• **What you should do**: Pull every line containing "cart" from the entries.

• **Record list**:
+--
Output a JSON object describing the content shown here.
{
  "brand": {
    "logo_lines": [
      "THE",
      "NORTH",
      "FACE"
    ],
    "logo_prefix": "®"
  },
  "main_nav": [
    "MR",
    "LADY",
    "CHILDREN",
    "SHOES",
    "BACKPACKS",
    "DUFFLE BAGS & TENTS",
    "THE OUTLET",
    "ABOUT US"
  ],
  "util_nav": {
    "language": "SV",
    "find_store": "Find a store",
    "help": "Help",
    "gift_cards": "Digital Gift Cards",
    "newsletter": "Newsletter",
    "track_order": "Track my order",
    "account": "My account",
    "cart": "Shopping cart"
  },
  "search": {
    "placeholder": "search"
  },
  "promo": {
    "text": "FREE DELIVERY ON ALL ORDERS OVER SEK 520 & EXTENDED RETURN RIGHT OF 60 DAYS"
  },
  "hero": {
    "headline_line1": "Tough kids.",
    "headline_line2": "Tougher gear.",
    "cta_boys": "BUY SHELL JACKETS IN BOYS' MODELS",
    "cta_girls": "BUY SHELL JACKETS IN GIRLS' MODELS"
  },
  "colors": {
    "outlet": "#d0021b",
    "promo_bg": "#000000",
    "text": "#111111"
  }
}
+--
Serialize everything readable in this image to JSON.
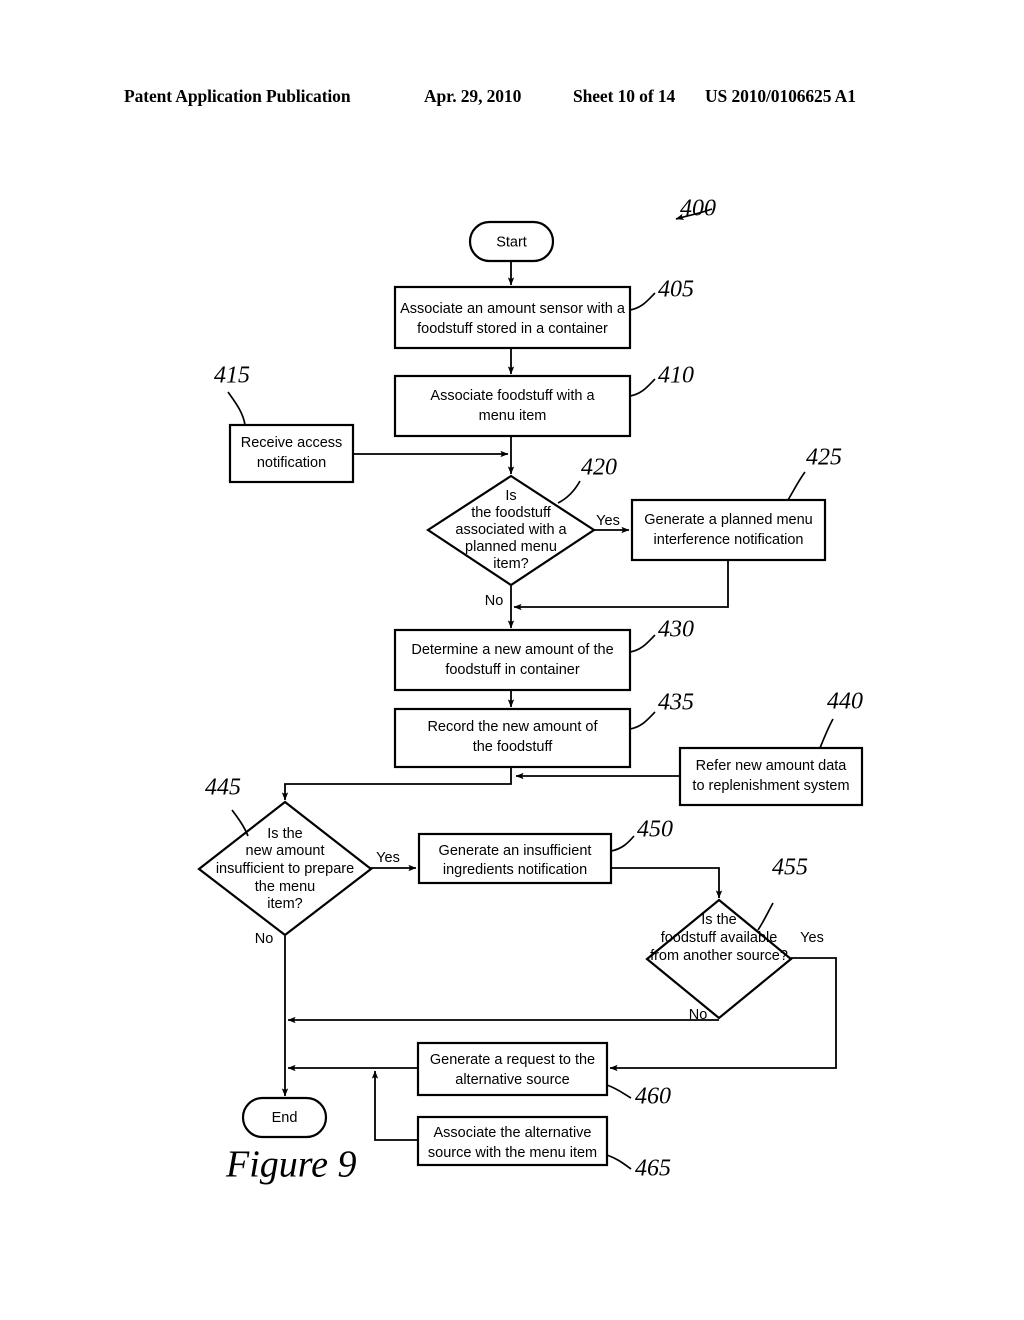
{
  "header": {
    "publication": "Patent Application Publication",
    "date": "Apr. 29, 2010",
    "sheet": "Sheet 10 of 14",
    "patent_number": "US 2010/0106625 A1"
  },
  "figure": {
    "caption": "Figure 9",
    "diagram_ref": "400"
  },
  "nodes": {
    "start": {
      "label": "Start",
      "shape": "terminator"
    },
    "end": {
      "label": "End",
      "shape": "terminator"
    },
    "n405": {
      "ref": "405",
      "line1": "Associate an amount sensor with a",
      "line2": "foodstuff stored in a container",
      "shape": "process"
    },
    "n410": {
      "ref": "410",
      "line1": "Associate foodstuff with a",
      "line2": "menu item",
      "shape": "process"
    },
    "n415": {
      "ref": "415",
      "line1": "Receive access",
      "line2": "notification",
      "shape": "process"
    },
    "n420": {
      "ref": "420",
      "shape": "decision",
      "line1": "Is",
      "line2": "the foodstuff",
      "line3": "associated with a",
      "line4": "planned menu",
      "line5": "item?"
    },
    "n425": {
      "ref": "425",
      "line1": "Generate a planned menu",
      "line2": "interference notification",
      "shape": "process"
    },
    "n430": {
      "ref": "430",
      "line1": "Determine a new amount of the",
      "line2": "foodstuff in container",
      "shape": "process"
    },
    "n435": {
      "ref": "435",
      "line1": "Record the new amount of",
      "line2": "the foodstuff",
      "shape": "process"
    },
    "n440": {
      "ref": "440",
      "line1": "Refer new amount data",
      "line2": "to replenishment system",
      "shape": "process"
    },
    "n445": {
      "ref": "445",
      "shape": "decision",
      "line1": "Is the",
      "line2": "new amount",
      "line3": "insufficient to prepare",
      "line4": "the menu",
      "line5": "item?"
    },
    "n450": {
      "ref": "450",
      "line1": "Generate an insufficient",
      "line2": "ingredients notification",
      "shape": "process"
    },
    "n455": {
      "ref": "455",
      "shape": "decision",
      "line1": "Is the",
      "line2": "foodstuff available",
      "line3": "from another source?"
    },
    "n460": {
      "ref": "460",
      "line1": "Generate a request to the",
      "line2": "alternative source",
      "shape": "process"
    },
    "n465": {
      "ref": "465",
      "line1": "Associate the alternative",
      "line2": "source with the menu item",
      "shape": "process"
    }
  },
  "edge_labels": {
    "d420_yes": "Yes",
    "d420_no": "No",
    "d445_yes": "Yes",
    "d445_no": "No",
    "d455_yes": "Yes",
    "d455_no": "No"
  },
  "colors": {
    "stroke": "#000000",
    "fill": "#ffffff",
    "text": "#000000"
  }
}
+--
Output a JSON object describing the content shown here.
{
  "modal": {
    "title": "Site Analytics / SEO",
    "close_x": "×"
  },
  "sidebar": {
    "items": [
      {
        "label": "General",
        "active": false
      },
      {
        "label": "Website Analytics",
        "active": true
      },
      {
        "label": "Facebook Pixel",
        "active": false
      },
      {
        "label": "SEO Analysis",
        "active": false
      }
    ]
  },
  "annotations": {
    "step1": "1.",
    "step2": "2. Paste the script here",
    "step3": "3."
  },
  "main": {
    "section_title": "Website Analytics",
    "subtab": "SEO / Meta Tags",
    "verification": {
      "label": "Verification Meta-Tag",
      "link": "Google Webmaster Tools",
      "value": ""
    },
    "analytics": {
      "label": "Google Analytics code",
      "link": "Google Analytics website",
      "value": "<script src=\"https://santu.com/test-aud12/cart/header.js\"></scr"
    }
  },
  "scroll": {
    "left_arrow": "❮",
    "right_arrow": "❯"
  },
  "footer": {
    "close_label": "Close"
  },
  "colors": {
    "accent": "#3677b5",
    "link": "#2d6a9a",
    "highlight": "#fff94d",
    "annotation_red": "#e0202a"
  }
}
+--
• **The completed task**:
    "cart": "Shopping cart"
      "value": "<script src=\"https://santu.com/test-aud12/cart/header.js\"></scr"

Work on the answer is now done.